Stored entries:

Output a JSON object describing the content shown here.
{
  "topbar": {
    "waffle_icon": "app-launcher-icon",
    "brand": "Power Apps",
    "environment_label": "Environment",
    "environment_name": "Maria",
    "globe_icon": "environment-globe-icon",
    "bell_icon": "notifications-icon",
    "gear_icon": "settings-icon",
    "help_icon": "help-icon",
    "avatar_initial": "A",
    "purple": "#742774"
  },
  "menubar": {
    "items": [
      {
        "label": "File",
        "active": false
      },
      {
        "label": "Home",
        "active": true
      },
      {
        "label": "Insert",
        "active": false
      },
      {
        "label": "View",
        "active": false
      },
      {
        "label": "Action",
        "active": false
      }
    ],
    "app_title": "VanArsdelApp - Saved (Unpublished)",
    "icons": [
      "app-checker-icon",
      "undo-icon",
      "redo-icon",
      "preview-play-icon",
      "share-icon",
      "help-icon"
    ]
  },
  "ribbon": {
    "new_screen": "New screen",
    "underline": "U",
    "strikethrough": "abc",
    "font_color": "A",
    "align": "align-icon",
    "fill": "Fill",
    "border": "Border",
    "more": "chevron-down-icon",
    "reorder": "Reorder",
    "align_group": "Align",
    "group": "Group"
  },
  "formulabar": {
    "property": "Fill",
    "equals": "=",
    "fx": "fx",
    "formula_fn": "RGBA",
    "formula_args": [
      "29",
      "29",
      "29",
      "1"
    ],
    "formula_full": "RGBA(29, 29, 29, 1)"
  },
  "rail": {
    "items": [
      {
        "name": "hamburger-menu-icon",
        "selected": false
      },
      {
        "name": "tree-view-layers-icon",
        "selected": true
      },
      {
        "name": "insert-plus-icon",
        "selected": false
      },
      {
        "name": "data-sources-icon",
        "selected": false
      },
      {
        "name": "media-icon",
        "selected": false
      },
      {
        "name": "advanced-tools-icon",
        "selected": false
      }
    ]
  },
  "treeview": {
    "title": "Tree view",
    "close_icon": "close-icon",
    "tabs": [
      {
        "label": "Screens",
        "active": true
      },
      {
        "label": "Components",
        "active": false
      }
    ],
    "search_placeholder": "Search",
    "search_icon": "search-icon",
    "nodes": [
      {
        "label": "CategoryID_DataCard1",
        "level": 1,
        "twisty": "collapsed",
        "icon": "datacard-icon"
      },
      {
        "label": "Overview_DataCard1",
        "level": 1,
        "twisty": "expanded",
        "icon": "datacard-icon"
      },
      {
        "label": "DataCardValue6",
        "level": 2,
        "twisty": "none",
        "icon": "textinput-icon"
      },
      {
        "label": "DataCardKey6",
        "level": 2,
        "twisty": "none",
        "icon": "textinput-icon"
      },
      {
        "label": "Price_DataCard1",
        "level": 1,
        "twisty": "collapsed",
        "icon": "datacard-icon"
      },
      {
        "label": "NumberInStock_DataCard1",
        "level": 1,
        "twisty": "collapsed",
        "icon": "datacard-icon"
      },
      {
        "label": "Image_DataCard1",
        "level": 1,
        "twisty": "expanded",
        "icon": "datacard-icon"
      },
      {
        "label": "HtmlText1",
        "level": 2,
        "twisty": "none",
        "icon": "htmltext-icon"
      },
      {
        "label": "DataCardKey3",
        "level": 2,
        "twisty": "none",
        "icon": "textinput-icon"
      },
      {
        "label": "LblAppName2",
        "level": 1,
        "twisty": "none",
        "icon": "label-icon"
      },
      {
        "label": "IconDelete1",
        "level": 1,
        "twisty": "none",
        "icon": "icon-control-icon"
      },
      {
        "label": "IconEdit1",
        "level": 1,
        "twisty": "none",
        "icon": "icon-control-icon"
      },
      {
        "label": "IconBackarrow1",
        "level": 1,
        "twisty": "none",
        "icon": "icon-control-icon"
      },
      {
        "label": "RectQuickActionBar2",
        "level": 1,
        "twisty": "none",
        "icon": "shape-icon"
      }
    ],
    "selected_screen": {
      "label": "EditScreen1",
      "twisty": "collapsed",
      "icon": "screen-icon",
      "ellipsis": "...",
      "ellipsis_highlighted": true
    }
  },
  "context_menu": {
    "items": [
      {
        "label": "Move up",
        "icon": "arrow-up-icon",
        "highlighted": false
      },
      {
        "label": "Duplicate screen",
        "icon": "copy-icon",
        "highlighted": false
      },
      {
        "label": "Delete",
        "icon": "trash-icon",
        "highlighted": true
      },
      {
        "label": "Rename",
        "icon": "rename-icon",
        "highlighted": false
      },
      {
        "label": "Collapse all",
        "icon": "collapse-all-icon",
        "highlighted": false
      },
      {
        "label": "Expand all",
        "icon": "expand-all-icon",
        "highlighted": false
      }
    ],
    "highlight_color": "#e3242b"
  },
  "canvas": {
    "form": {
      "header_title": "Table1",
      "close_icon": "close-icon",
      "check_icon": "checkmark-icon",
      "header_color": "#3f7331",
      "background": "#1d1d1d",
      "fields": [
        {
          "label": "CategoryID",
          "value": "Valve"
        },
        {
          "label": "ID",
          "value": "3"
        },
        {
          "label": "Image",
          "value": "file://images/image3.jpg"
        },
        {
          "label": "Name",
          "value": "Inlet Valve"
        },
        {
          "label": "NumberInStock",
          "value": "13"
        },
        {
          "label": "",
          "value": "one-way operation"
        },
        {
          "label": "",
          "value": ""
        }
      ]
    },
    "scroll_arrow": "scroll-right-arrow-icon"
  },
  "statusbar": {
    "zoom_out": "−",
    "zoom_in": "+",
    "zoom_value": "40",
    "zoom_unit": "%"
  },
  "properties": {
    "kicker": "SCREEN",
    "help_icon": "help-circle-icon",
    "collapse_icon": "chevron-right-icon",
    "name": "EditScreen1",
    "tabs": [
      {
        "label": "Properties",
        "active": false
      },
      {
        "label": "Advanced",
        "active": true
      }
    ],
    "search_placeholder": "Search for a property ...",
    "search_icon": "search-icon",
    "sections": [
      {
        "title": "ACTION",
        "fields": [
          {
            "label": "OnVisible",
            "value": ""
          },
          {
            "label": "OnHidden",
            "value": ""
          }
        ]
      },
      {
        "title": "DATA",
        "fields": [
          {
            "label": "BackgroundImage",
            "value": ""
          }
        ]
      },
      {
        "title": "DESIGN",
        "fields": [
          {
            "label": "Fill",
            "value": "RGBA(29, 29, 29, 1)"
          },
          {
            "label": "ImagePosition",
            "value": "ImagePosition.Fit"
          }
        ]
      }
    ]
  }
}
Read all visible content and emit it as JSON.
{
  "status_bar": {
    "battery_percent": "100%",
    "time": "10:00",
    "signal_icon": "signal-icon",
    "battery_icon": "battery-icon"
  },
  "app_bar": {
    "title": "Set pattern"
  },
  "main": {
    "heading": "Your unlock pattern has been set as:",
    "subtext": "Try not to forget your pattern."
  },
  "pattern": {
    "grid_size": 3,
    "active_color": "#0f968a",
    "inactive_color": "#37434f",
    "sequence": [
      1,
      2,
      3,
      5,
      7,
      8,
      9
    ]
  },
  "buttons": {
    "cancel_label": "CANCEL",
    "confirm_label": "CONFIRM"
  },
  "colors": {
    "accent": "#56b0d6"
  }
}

§ **OBJECTIVE**:
Reproduce nothing but the lines from the line containing "Read all visible content and emit it as JSON." to the last line of the data, each exactly as written.

§ **THE COMPLETED TASK**:
Read all visible content and emit it as JSON.
{
  "status_bar": {
    "battery_percent": "100%",
    "time": "10:00",
    "signal_icon": "signal-icon",
    "battery_icon": "battery-icon"
  },
  "app_bar": {
    "title": "Set pattern"
  },
  "main": {
    "heading": "Your unlock pattern has been set as:",
    "subtext": "Try not to forget your pattern."
  },
  "pattern": {
    "grid_size": 3,
    "active_color": "#0f968a",
    "inactive_color": "#37434f",
    "sequence": [
      1,
      2,
      3,
      5,
      7,
      8,
      9
    ]
  },
  "buttons": {
    "cancel_label": "CANCEL",
    "confirm_label": "CONFIRM"
  },
  "colors": {
    "accent": "#56b0d6"
  }
}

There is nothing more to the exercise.